- Aim
Without including any pictures, copy each entry below exactly.

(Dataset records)
-- BEGIN --
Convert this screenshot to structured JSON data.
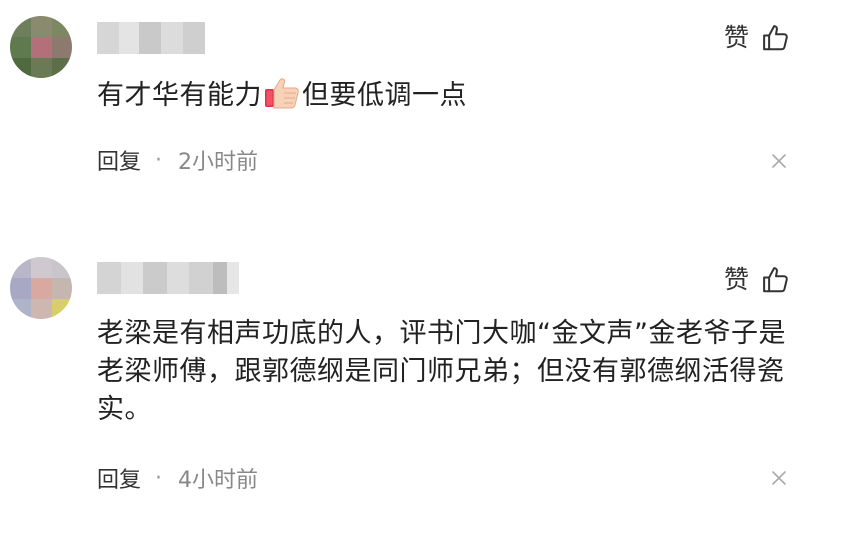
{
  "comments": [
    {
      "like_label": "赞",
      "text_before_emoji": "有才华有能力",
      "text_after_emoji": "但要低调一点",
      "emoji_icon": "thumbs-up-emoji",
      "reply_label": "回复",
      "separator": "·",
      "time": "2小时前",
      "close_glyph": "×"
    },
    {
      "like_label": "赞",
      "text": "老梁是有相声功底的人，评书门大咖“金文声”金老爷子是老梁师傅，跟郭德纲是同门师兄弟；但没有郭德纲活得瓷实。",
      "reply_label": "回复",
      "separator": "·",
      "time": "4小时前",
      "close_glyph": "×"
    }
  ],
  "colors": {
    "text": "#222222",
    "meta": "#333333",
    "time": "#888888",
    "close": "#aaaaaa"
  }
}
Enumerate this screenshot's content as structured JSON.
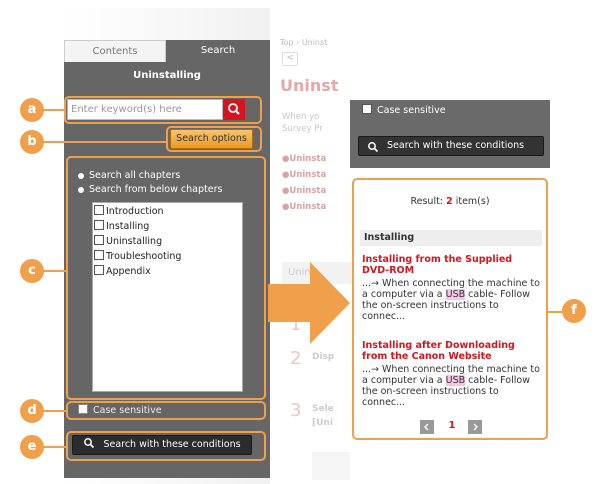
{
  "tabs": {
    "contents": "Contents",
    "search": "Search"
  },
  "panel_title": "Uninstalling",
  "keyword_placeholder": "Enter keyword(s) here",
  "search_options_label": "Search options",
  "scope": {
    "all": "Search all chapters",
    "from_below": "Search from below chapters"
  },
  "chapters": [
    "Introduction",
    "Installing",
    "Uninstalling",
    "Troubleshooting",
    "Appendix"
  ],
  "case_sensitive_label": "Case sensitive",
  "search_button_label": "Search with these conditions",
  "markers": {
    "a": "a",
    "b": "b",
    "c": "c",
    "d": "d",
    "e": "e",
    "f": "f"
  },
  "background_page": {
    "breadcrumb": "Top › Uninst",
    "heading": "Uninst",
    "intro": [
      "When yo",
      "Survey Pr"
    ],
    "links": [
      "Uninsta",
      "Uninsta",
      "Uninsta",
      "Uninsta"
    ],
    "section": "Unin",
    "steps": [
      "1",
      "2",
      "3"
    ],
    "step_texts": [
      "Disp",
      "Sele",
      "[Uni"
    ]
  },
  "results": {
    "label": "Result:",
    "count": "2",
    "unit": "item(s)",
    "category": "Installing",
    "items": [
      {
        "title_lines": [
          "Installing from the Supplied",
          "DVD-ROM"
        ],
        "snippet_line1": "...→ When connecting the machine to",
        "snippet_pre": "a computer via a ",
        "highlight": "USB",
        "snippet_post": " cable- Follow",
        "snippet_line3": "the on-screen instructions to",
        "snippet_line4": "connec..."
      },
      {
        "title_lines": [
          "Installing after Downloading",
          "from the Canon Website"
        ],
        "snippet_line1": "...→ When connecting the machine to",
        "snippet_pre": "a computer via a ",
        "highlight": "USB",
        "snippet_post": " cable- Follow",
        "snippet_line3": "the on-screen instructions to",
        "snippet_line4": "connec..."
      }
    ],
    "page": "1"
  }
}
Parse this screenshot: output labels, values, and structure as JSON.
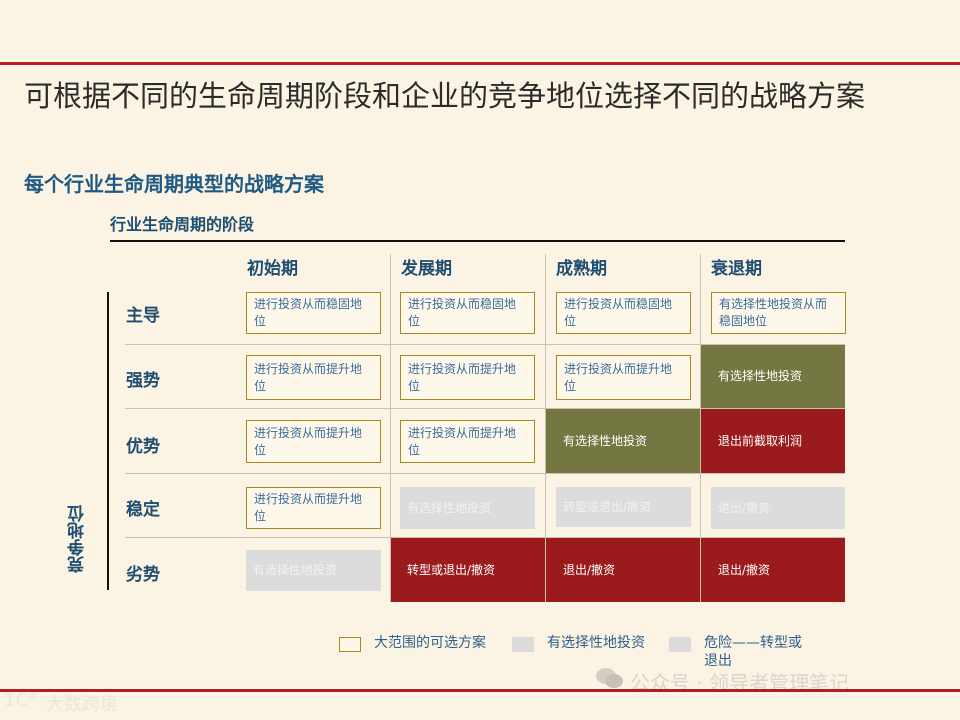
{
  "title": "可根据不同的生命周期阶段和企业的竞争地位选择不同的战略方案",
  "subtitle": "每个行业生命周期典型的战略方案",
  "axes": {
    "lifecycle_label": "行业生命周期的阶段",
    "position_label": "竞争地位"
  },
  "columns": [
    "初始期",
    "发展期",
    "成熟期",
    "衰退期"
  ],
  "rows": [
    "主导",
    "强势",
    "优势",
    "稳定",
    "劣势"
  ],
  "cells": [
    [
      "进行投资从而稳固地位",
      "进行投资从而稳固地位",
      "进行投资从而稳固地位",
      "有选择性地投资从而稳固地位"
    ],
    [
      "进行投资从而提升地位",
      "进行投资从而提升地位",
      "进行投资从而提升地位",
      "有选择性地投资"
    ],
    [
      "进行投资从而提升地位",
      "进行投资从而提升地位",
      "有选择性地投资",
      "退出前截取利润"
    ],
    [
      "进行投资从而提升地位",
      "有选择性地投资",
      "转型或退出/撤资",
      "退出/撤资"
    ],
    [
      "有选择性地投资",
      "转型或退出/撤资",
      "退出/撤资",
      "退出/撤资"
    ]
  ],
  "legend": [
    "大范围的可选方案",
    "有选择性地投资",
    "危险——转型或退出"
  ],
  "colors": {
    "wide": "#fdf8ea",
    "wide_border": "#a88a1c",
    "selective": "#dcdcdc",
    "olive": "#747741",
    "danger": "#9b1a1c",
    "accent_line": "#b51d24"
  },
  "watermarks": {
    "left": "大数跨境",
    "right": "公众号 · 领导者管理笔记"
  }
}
-- END --
- Exercise answer
Convert this screenshot to structured JSON data.
{
  "comments": [
    {
      "like_label": "赞",
      "text_before_emoji": "有才华有能力",
      "text_after_emoji": "但要低调一点",
      "emoji_icon": "thumbs-up-emoji",
      "reply_label": "回复",
      "separator": "·",
      "time": "2小时前",
      "close_glyph": "×"
    },
    {
      "like_label": "赞",
      "text": "老梁是有相声功底的人，评书门大咖“金文声”金老爷子是老梁师傅，跟郭德纲是同门师兄弟；但没有郭德纲活得瓷实。",
      "reply_label": "回复",
      "separator": "·",
      "time": "4小时前",
      "close_glyph": "×"
    }
  ],
  "colors": {
    "text": "#222222",
    "meta": "#333333",
    "time": "#888888",
    "close": "#aaaaaa"
  }
}
Enumerate this screenshot's content as structured JSON.
{
  "tabs": {
    "contents": "Contents",
    "search": "Search"
  },
  "panel_title": "Uninstalling",
  "keyword_placeholder": "Enter keyword(s) here",
  "search_options_label": "Search options",
  "scope": {
    "all": "Search all chapters",
    "from_below": "Search from below chapters"
  },
  "chapters": [
    "Introduction",
    "Installing",
    "Uninstalling",
    "Troubleshooting",
    "Appendix"
  ],
  "case_sensitive_label": "Case sensitive",
  "search_button_label": "Search with these conditions",
  "markers": {
    "a": "a",
    "b": "b",
    "c": "c",
    "d": "d",
    "e": "e",
    "f": "f"
  },
  "background_page": {
    "breadcrumb": "Top › Uninst",
    "heading": "Uninst",
    "intro": [
      "When yo",
      "Survey Pr"
    ],
    "links": [
      "Uninsta",
      "Uninsta",
      "Uninsta",
      "Uninsta"
    ],
    "section": "Unin",
    "steps": [
      "1",
      "2",
      "3"
    ],
    "step_texts": [
      "Disp",
      "Sele",
      "[Uni"
    ]
  },
  "results": {
    "label": "Result:",
    "count": "2",
    "unit": "item(s)",
    "category": "Installing",
    "items": [
      {
        "title_lines": [
          "Installing from the Supplied",
          "DVD-ROM"
        ],
        "snippet_line1": "...→ When connecting the machine to",
        "snippet_pre": "a computer via a ",
        "highlight": "USB",
        "snippet_post": " cable- Follow",
        "snippet_line3": "the on-screen instructions to",
        "snippet_line4": "connec..."
      },
      {
        "title_lines": [
          "Installing after Downloading",
          "from the Canon Website"
        ],
        "snippet_line1": "...→ When connecting the machine to",
        "snippet_pre": "a computer via a ",
        "highlight": "USB",
        "snippet_post": " cable- Follow",
        "snippet_line3": "the on-screen instructions to",
        "snippet_line4": "connec..."
      }
    ],
    "page": "1"
  }
}
Parse this screenshot: output labels, values, and structure as JSON.
{
  "title": "可根据不同的生命周期阶段和企业的竞争地位选择不同的战略方案",
  "subtitle": "每个行业生命周期典型的战略方案",
  "axes": {
    "lifecycle_label": "行业生命周期的阶段",
    "position_label": "竞争地位"
  },
  "columns": [
    "初始期",
    "发展期",
    "成熟期",
    "衰退期"
  ],
  "rows": [
    "主导",
    "强势",
    "优势",
    "稳定",
    "劣势"
  ],
  "cells": [
    [
      "进行投资从而稳固地位",
      "进行投资从而稳固地位",
      "进行投资从而稳固地位",
      "有选择性地投资从而稳固地位"
    ],
    [
      "进行投资从而提升地位",
      "进行投资从而提升地位",
      "进行投资从而提升地位",
      "有选择性地投资"
    ],
    [
      "进行投资从而提升地位",
      "进行投资从而提升地位",
      "有选择性地投资",
      "退出前截取利润"
    ],
    [
      "进行投资从而提升地位",
      "有选择性地投资",
      "转型或退出/撤资",
      "退出/撤资"
    ],
    [
      "有选择性地投资",
      "转型或退出/撤资",
      "退出/撤资",
      "退出/撤资"
    ]
  ],
  "legend": [
    "大范围的可选方案",
    "有选择性地投资",
    "危险——转型或退出"
  ],
  "colors": {
    "wide": "#fdf8ea",
    "wide_border": "#a88a1c",
    "selective": "#dcdcdc",
    "olive": "#747741",
    "danger": "#9b1a1c",
    "accent_line": "#b51d24"
  },
  "watermarks": {
    "left": "大数跨境",
    "right": "公众号 · 领导者管理笔记"
  }
}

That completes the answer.